_EXERCISE INSTRUCTIONS_: Write the material out again in full, exactly.

-------- DATA --------

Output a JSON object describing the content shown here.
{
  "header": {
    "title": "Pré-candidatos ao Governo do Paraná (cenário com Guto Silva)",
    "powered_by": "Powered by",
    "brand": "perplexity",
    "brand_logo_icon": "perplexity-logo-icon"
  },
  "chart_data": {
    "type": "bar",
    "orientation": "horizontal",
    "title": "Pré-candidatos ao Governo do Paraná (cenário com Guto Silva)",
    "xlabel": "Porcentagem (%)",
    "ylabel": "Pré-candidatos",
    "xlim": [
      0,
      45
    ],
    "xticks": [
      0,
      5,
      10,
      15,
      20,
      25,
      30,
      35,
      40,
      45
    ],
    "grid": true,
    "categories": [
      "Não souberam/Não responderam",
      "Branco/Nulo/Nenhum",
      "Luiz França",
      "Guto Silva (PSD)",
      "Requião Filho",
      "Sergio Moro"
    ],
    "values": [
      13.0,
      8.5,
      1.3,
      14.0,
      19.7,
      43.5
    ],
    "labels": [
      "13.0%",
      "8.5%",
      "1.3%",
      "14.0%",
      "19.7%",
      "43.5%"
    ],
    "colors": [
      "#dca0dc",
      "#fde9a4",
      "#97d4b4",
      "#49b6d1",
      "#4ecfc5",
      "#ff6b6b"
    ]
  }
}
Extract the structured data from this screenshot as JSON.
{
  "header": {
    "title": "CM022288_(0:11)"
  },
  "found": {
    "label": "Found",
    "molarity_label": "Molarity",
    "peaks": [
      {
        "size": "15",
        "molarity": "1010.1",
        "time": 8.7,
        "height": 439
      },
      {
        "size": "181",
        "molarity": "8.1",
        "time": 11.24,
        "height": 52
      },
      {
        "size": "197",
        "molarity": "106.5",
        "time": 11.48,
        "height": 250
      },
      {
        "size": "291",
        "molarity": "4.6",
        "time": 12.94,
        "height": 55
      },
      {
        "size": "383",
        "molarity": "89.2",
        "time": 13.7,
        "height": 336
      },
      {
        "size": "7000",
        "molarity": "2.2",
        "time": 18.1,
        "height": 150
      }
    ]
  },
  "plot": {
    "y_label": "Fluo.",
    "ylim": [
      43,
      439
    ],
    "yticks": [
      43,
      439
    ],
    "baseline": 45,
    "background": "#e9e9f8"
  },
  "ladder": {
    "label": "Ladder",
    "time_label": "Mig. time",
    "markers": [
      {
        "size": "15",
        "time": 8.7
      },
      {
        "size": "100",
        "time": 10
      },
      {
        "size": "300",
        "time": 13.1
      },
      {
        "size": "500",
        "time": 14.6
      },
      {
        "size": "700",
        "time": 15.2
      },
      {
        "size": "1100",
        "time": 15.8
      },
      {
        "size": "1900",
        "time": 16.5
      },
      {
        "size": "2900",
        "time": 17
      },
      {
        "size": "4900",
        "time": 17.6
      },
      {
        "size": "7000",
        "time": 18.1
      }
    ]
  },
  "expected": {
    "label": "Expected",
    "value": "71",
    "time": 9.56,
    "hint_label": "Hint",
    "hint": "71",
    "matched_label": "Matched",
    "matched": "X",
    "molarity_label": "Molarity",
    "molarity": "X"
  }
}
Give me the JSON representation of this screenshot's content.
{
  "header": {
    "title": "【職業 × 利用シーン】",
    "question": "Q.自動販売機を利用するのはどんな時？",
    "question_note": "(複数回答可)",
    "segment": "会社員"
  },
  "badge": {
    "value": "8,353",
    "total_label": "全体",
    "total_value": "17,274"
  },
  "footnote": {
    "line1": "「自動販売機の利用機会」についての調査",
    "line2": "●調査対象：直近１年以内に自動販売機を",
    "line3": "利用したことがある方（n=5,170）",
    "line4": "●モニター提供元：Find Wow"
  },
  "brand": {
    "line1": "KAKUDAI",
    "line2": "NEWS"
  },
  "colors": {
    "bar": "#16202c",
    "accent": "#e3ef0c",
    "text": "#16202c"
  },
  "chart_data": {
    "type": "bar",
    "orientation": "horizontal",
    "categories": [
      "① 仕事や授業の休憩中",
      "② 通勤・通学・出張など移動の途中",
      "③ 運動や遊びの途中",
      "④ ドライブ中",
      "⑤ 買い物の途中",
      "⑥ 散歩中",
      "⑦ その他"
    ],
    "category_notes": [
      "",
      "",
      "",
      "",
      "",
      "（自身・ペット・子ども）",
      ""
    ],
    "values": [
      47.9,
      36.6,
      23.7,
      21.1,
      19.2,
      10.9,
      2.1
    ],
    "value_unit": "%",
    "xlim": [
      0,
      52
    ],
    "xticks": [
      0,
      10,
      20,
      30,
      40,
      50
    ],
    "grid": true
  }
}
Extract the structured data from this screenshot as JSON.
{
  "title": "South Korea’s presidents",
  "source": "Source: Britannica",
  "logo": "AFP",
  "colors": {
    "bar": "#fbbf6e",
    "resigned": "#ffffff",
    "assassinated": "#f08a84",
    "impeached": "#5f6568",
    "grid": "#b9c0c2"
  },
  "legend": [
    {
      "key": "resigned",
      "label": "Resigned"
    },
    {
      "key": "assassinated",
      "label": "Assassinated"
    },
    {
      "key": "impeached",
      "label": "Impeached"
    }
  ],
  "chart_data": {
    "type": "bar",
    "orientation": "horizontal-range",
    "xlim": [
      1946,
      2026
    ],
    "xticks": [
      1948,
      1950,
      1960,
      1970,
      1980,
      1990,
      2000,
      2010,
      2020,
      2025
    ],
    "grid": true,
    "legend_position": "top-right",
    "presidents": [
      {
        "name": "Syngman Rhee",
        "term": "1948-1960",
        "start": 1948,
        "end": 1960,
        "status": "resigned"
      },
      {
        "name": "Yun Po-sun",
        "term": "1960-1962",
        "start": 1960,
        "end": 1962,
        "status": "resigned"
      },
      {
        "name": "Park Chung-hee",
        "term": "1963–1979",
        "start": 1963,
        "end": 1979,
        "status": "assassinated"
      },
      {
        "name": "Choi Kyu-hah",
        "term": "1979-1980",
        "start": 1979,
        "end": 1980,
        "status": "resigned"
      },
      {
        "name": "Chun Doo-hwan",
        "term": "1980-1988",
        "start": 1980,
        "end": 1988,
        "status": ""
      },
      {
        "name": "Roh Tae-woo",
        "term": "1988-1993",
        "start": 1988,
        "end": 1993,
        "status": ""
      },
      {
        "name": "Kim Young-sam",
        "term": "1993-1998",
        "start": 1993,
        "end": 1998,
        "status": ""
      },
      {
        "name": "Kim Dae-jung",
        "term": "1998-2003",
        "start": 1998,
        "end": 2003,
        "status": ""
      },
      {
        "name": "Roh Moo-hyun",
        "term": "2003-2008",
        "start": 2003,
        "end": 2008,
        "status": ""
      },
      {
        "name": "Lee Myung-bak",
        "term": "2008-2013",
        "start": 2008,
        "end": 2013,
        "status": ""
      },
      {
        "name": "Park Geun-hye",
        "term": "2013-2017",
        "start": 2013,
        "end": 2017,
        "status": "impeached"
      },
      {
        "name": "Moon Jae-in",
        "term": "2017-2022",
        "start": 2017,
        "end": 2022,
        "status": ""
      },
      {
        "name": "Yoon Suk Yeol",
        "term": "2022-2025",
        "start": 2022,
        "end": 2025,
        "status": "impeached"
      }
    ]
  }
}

--------

_TASK RESPONSE_:
Output a JSON object describing the content shown here.
{
  "header": {
    "title": "Pré-candidatos ao Governo do Paraná (cenário com Guto Silva)",
    "powered_by": "Powered by",
    "brand": "perplexity",
    "brand_logo_icon": "perplexity-logo-icon"
  },
  "chart_data": {
    "type": "bar",
    "orientation": "horizontal",
    "title": "Pré-candidatos ao Governo do Paraná (cenário com Guto Silva)",
    "xlabel": "Porcentagem (%)",
    "ylabel": "Pré-candidatos",
    "xlim": [
      0,
      45
    ],
    "xticks": [
      0,
      5,
      10,
      15,
      20,
      25,
      30,
      35,
      40,
      45
    ],
    "grid": true,
    "categories": [
      "Não souberam/Não responderam",
      "Branco/Nulo/Nenhum",
      "Luiz França",
      "Guto Silva (PSD)",
      "Requião Filho",
      "Sergio Moro"
    ],
    "values": [
      13.0,
      8.5,
      1.3,
      14.0,
      19.7,
      43.5
    ],
    "labels": [
      "13.0%",
      "8.5%",
      "1.3%",
      "14.0%",
      "19.7%",
      "43.5%"
    ],
    "colors": [
      "#dca0dc",
      "#fde9a4",
      "#97d4b4",
      "#49b6d1",
      "#4ecfc5",
      "#ff6b6b"
    ]
  }
}
Extract the structured data from this screenshot as JSON.
{
  "header": {
    "title": "CM022288_(0:11)"
  },
  "found": {
    "label": "Found",
    "molarity_label": "Molarity",
    "peaks": [
      {
        "size": "15",
        "molarity": "1010.1",
        "time": 8.7,
        "height": 439
      },
      {
        "size": "181",
        "molarity": "8.1",
        "time": 11.24,
        "height": 52
      },
      {
        "size": "197",
        "molarity": "106.5",
        "time": 11.48,
        "height": 250
      },
      {
        "size": "291",
        "molarity": "4.6",
        "time": 12.94,
        "height": 55
      },
      {
        "size": "383",
        "molarity": "89.2",
        "time": 13.7,
        "height": 336
      },
      {
        "size": "7000",
        "molarity": "2.2",
        "time": 18.1,
        "height": 150
      }
    ]
  },
  "plot": {
    "y_label": "Fluo.",
    "ylim": [
      43,
      439
    ],
    "yticks": [
      43,
      439
    ],
    "baseline": 45,
    "background": "#e9e9f8"
  },
  "ladder": {
    "label": "Ladder",
    "time_label": "Mig. time",
    "markers": [
      {
        "size": "15",
        "time": 8.7
      },
      {
        "size": "100",
        "time": 10
      },
      {
        "size": "300",
        "time": 13.1
      },
      {
        "size": "500",
        "time": 14.6
      },
      {
        "size": "700",
        "time": 15.2
      },
      {
        "size": "1100",
        "time": 15.8
      },
      {
        "size": "1900",
        "time": 16.5
      },
      {
        "size": "2900",
        "time": 17
      },
      {
        "size": "4900",
        "time": 17.6
      },
      {
        "size": "7000",
        "time": 18.1
      }
    ]
  },
  "expected": {
    "label": "Expected",
    "value": "71",
    "time": 9.56,
    "hint_label": "Hint",
    "hint": "71",
    "matched_label": "Matched",
    "matched": "X",
    "molarity_label": "Molarity",
    "molarity": "X"
  }
}
Give me the JSON representation of this screenshot's content.
{
  "header": {
    "title": "【職業 × 利用シーン】",
    "question": "Q.自動販売機を利用するのはどんな時？",
    "question_note": "(複数回答可)",
    "segment": "会社員"
  },
  "badge": {
    "value": "8,353",
    "total_label": "全体",
    "total_value": "17,274"
  },
  "footnote": {
    "line1": "「自動販売機の利用機会」についての調査",
    "line2": "●調査対象：直近１年以内に自動販売機を",
    "line3": "利用したことがある方（n=5,170）",
    "line4": "●モニター提供元：Find Wow"
  },
  "brand": {
    "line1": "KAKUDAI",
    "line2": "NEWS"
  },
  "colors": {
    "bar": "#16202c",
    "accent": "#e3ef0c",
    "text": "#16202c"
  },
  "chart_data": {
    "type": "bar",
    "orientation": "horizontal",
    "categories": [
      "① 仕事や授業の休憩中",
      "② 通勤・通学・出張など移動の途中",
      "③ 運動や遊びの途中",
      "④ ドライブ中",
      "⑤ 買い物の途中",
      "⑥ 散歩中",
      "⑦ その他"
    ],
    "category_notes": [
      "",
      "",
      "",
      "",
      "",
      "（自身・ペット・子ども）",
      ""
    ],
    "values": [
      47.9,
      36.6,
      23.7,
      21.1,
      19.2,
      10.9,
      2.1
    ],
    "value_unit": "%",
    "xlim": [
      0,
      52
    ],
    "xticks": [
      0,
      10,
      20,
      30,
      40,
      50
    ],
    "grid": true
  }
}
Extract the structured data from this screenshot as JSON.
{
  "title": "South Korea’s presidents",
  "source": "Source: Britannica",
  "logo": "AFP",
  "colors": {
    "bar": "#fbbf6e",
    "resigned": "#ffffff",
    "assassinated": "#f08a84",
    "impeached": "#5f6568",
    "grid": "#b9c0c2"
  },
  "legend": [
    {
      "key": "resigned",
      "label": "Resigned"
    },
    {
      "key": "assassinated",
      "label": "Assassinated"
    },
    {
      "key": "impeached",
      "label": "Impeached"
    }
  ],
  "chart_data": {
    "type": "bar",
    "orientation": "horizontal-range",
    "xlim": [
      1946,
      2026
    ],
    "xticks": [
      1948,
      1950,
      1960,
      1970,
      1980,
      1990,
      2000,
      2010,
      2020,
      2025
    ],
    "grid": true,
    "legend_position": "top-right",
    "presidents": [
      {
        "name": "Syngman Rhee",
        "term": "1948-1960",
        "start": 1948,
        "end": 1960,
        "status": "resigned"
      },
      {
        "name": "Yun Po-sun",
        "term": "1960-1962",
        "start": 1960,
        "end": 1962,
        "status": "resigned"
      },
      {
        "name": "Park Chung-hee",
        "term": "1963–1979",
        "start": 1963,
        "end": 1979,
        "status": "assassinated"
      },
      {
        "name": "Choi Kyu-hah",
        "term": "1979-1980",
        "start": 1979,
        "end": 1980,
        "status": "resigned"
      },
      {
        "name": "Chun Doo-hwan",
        "term": "1980-1988",
        "start": 1980,
        "end": 1988,
        "status": ""
      },
      {
        "name": "Roh Tae-woo",
        "term": "1988-1993",
        "start": 1988,
        "end": 1993,
        "status": ""
      },
      {
        "name": "Kim Young-sam",
        "term": "1993-1998",
        "start": 1993,
        "end": 1998,
        "status": ""
      },
      {
        "name": "Kim Dae-jung",
        "term": "1998-2003",
        "start": 1998,
        "end": 2003,
        "status": ""
      },
      {
        "name": "Roh Moo-hyun",
        "term": "2003-2008",
        "start": 2003,
        "end": 2008,
        "status": ""
      },
      {
        "name": "Lee Myung-bak",
        "term": "2008-2013",
        "start": 2008,
        "end": 2013,
        "status": ""
      },
      {
        "name": "Park Geun-hye",
        "term": "2013-2017",
        "start": 2013,
        "end": 2017,
        "status": "impeached"
      },
      {
        "name": "Moon Jae-in",
        "term": "2017-2022",
        "start": 2017,
        "end": 2022,
        "status": ""
      },
      {
        "name": "Yoon Suk Yeol",
        "term": "2022-2025",
        "start": 2022,
        "end": 2025,
        "status": "impeached"
      }
    ]
  }
}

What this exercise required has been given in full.